**TO DO**
Copy each of the items below word for word, leaving out the pictures.

# # #

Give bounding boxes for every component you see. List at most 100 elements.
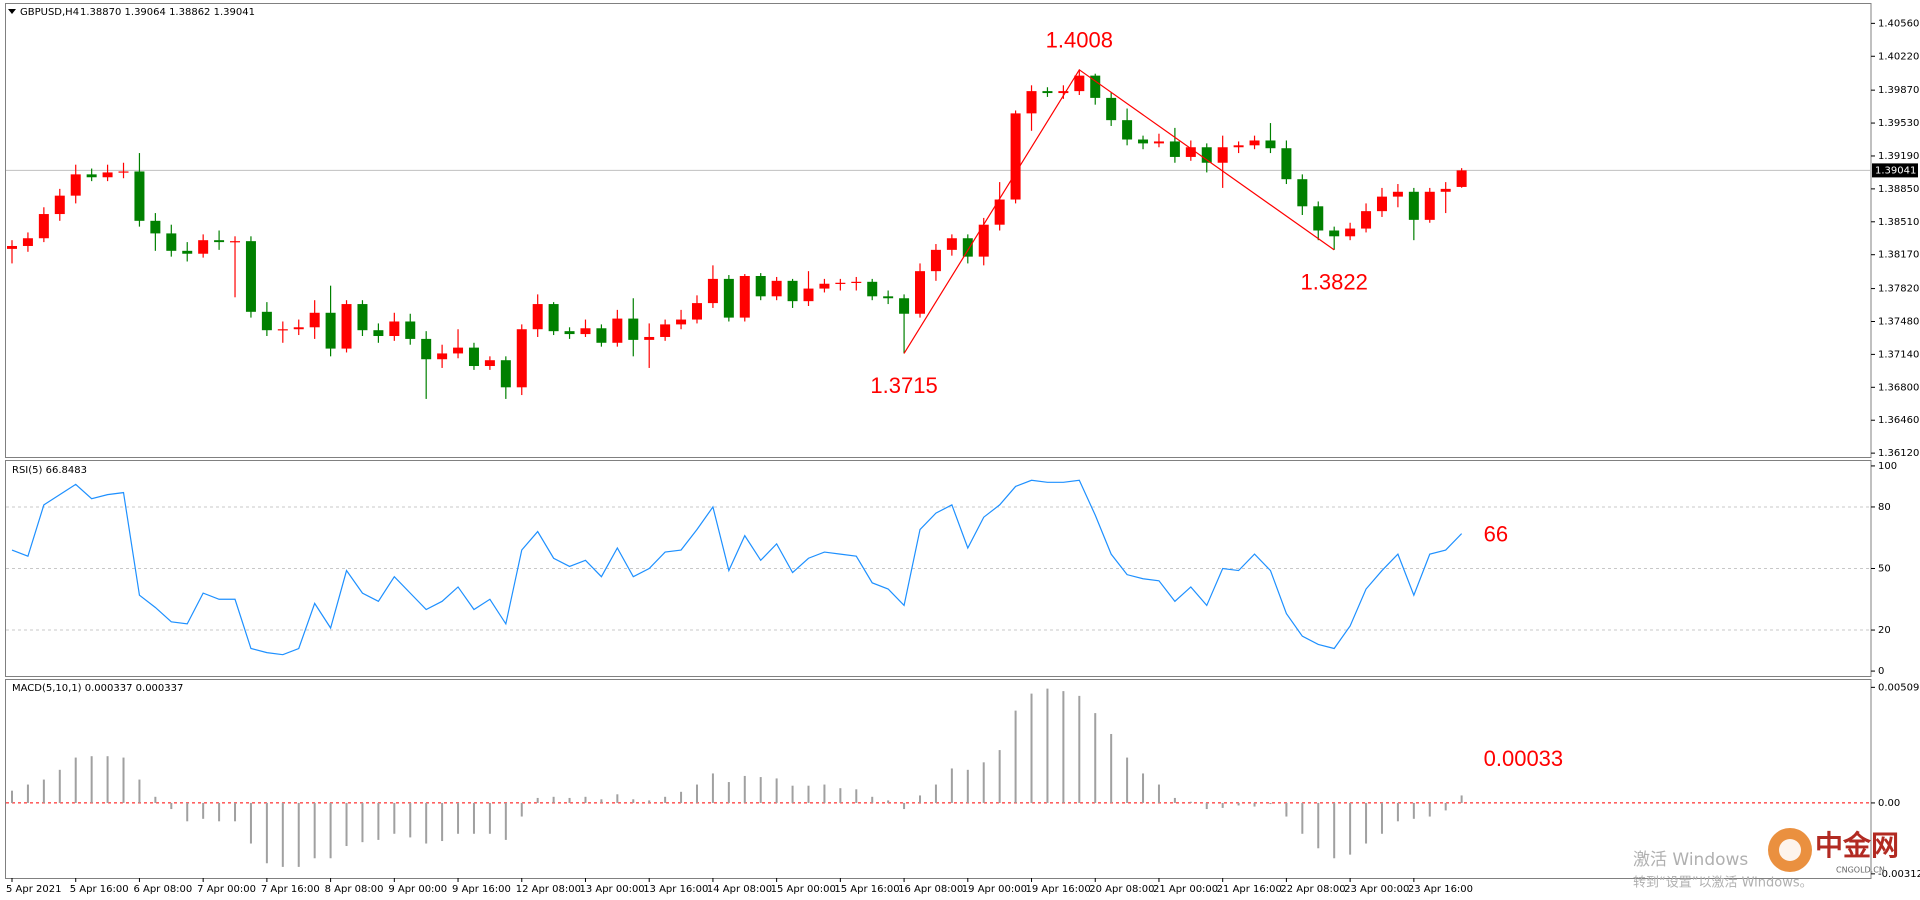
macd-bar <box>297 802 300 867</box>
macd-bar <box>1157 784 1160 803</box>
macd-bar <box>265 802 268 864</box>
candle-body <box>293 327 304 330</box>
y-tick-label: 1.37820 <box>1878 284 1919 295</box>
candle-body <box>70 174 81 196</box>
macd-bar <box>1285 802 1288 817</box>
candle-body <box>835 282 846 284</box>
candle-body <box>691 303 702 320</box>
macd-bar <box>982 762 985 803</box>
macd-bar <box>1380 802 1383 834</box>
candle-body <box>325 312 336 349</box>
y-tick-label: 1.38850 <box>1878 184 1919 195</box>
macd-bar <box>425 802 428 844</box>
macd-bar <box>680 791 683 803</box>
macd-bar <box>1173 797 1176 803</box>
candle-body <box>405 321 416 339</box>
macd-bar <box>743 775 746 803</box>
macd-bar <box>632 799 635 803</box>
candle-body <box>771 280 782 297</box>
candle-body <box>1297 179 1308 207</box>
candle-body <box>596 328 607 343</box>
candle-body <box>628 318 639 340</box>
y-tick-label: 1.40560 <box>1878 18 1919 29</box>
macd-bar <box>1142 773 1145 803</box>
rsi-line <box>11 479 1463 656</box>
macd-bar <box>584 796 587 803</box>
logo-name: 中金网 <box>1815 829 1899 862</box>
y-tick-label: 1.36800 <box>1878 382 1919 393</box>
macd-annotation: 0.00033 <box>1484 746 1564 771</box>
candle-body <box>500 360 511 388</box>
pivot-label: 1.4008 <box>1046 28 1113 53</box>
macd-bar <box>966 769 969 803</box>
candle-body <box>1106 97 1117 121</box>
x-tick-label: 20 Apr 08:00 <box>1089 884 1154 895</box>
x-tick-label: 19 Apr 00:00 <box>962 884 1027 895</box>
macd-bar <box>122 757 125 803</box>
macd-bar <box>791 785 794 803</box>
y-tick-label: -0.003127 <box>1878 869 1920 880</box>
candle-body <box>580 328 591 335</box>
macd-bar <box>1333 802 1336 859</box>
candle-body <box>707 278 718 304</box>
y-tick-label: 1.36460 <box>1878 415 1919 426</box>
menu-arrow[interactable] <box>8 9 16 14</box>
macd-bar <box>855 789 858 803</box>
rsi-title: RSI(5) 66.8483 <box>12 465 87 476</box>
x-tick-label: 21 Apr 16:00 <box>1217 884 1282 895</box>
candle-body <box>1313 206 1324 231</box>
macd-bar <box>1365 802 1368 844</box>
macd-bar <box>154 796 157 803</box>
candle-body <box>1201 147 1212 163</box>
candle-body <box>1361 211 1372 229</box>
macd-bar <box>887 800 890 803</box>
candle-body <box>22 238 33 246</box>
macd-bar <box>871 796 874 803</box>
candle-body <box>214 240 225 243</box>
macd-bar <box>138 779 141 803</box>
macd-bar <box>1460 795 1463 803</box>
macd-bar <box>934 784 937 803</box>
candle-body <box>883 296 894 299</box>
candle-body <box>994 199 1005 225</box>
y-tick-label: 100 <box>1878 461 1897 472</box>
macd-bar <box>1189 801 1192 803</box>
y-tick-label: 1.39190 <box>1878 151 1919 162</box>
watermark-line2: 转到“设置”以激活 Windows。 <box>1633 876 1813 891</box>
candle-body <box>1185 147 1196 157</box>
candle-body <box>421 338 432 360</box>
x-tick-label: 15 Apr 00:00 <box>771 884 836 895</box>
x-tick-label: 7 Apr 00:00 <box>197 884 256 895</box>
macd-bar <box>552 796 555 803</box>
candle-body <box>755 275 766 297</box>
macd-bar <box>361 802 364 843</box>
candle-body <box>54 195 65 215</box>
macd-bar <box>313 802 316 859</box>
candle-body <box>230 241 241 243</box>
candle-body <box>309 312 320 328</box>
candle-body <box>468 347 479 367</box>
pivot-label: 1.3715 <box>870 373 937 398</box>
candle-body <box>245 241 256 312</box>
candle-body <box>867 281 878 297</box>
macd-bar <box>1253 802 1256 807</box>
candle-body <box>1010 113 1021 200</box>
macd-bar <box>1269 802 1272 805</box>
candle-body <box>787 280 798 302</box>
candle-body <box>1392 191 1403 197</box>
y-tick-label: 1.39530 <box>1878 118 1919 129</box>
x-tick-label: 9 Apr 00:00 <box>388 884 447 895</box>
candle-body <box>851 281 862 284</box>
candle-body <box>1281 148 1292 180</box>
candle-body <box>198 240 209 254</box>
macd-bar <box>839 788 842 803</box>
macd-bar <box>1396 802 1399 822</box>
y-tick-label: 0.00 <box>1878 798 1900 809</box>
macd-bar <box>249 802 252 844</box>
macd-bar <box>234 802 237 822</box>
candle-body <box>86 174 97 178</box>
macd-bar <box>1078 695 1081 803</box>
candle-body <box>962 238 973 257</box>
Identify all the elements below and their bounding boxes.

# # #

**ANSWER BELOW**
Give bounding boxes for every component you see. List at most 100 elements.
macd-bar <box>297 802 300 867</box>
macd-bar <box>1157 784 1160 803</box>
macd-bar <box>265 802 268 864</box>
candle-body <box>293 327 304 330</box>
y-tick-label: 1.37820 <box>1878 284 1919 295</box>
candle-body <box>70 174 81 196</box>
macd-bar <box>1285 802 1288 817</box>
candle-body <box>835 282 846 284</box>
candle-body <box>691 303 702 320</box>
macd-bar <box>982 762 985 803</box>
macd-bar <box>1380 802 1383 834</box>
candle-body <box>325 312 336 349</box>
y-tick-label: 1.38850 <box>1878 184 1919 195</box>
macd-bar <box>425 802 428 844</box>
macd-bar <box>680 791 683 803</box>
macd-bar <box>1173 797 1176 803</box>
candle-body <box>405 321 416 339</box>
macd-bar <box>743 775 746 803</box>
macd-bar <box>632 799 635 803</box>
candle-body <box>771 280 782 297</box>
candle-body <box>1297 179 1308 207</box>
candle-body <box>596 328 607 343</box>
candle-body <box>628 318 639 340</box>
y-tick-label: 1.40560 <box>1878 18 1919 29</box>
macd-bar <box>1142 773 1145 803</box>
rsi-line <box>11 479 1463 656</box>
macd-bar <box>584 796 587 803</box>
logo-name: 中金网 <box>1815 829 1899 862</box>
y-tick-label: 1.36800 <box>1878 382 1919 393</box>
macd-annotation: 0.00033 <box>1484 746 1564 771</box>
candle-body <box>500 360 511 388</box>
pivot-label: 1.4008 <box>1046 28 1113 53</box>
macd-bar <box>966 769 969 803</box>
candle-body <box>1106 97 1117 121</box>
x-tick-label: 20 Apr 08:00 <box>1089 884 1154 895</box>
x-tick-label: 19 Apr 00:00 <box>962 884 1027 895</box>
macd-bar <box>122 757 125 803</box>
macd-bar <box>791 785 794 803</box>
y-tick-label: -0.003127 <box>1878 869 1920 880</box>
candle-body <box>580 328 591 335</box>
macd-bar <box>1333 802 1336 859</box>
candle-body <box>707 278 718 304</box>
y-tick-label: 1.36460 <box>1878 415 1919 426</box>
menu-arrow[interactable] <box>8 9 16 14</box>
macd-bar <box>855 789 858 803</box>
rsi-title: RSI(5) 66.8483 <box>12 465 87 476</box>
x-tick-label: 21 Apr 16:00 <box>1217 884 1282 895</box>
candle-body <box>1313 206 1324 231</box>
macd-bar <box>1365 802 1368 844</box>
macd-bar <box>154 796 157 803</box>
candle-body <box>1201 147 1212 163</box>
candle-body <box>1361 211 1372 229</box>
macd-bar <box>887 800 890 803</box>
candle-body <box>22 238 33 246</box>
macd-bar <box>871 796 874 803</box>
candle-body <box>214 240 225 243</box>
macd-bar <box>138 779 141 803</box>
macd-bar <box>1460 795 1463 803</box>
macd-bar <box>934 784 937 803</box>
candle-body <box>883 296 894 299</box>
candle-body <box>994 199 1005 225</box>
y-tick-label: 100 <box>1878 461 1897 472</box>
macd-bar <box>1189 801 1192 803</box>
y-tick-label: 1.39190 <box>1878 151 1919 162</box>
watermark-line2: 转到“设置”以激活 Windows。 <box>1633 876 1813 891</box>
candle-body <box>1185 147 1196 157</box>
candle-body <box>421 338 432 360</box>
x-tick-label: 15 Apr 00:00 <box>771 884 836 895</box>
x-tick-label: 7 Apr 00:00 <box>197 884 256 895</box>
macd-bar <box>552 796 555 803</box>
candle-body <box>755 275 766 297</box>
macd-bar <box>361 802 364 843</box>
candle-body <box>54 195 65 215</box>
macd-bar <box>313 802 316 859</box>
candle-body <box>230 241 241 243</box>
candle-body <box>309 312 320 328</box>
candle-body <box>468 347 479 367</box>
pivot-label: 1.3715 <box>870 373 937 398</box>
candle-body <box>245 241 256 312</box>
candle-body <box>867 281 878 297</box>
macd-bar <box>1253 802 1256 807</box>
candle-body <box>1010 113 1021 200</box>
macd-bar <box>1269 802 1272 805</box>
candle-body <box>787 280 798 302</box>
candle-body <box>1392 191 1403 197</box>
y-tick-label: 1.39530 <box>1878 118 1919 129</box>
x-tick-label: 9 Apr 00:00 <box>388 884 447 895</box>
candle-body <box>851 281 862 284</box>
candle-body <box>1281 148 1292 180</box>
candle-body <box>198 240 209 254</box>
macd-bar <box>839 788 842 803</box>
macd-bar <box>1396 802 1399 822</box>
y-tick-label: 0.00 <box>1878 798 1900 809</box>
macd-bar <box>249 802 252 844</box>
macd-bar <box>234 802 237 822</box>
candle-body <box>86 174 97 178</box>
macd-bar <box>1078 695 1081 803</box>
candle-body <box>962 238 973 257</box>
Identify all the elements below and their bounding boxes.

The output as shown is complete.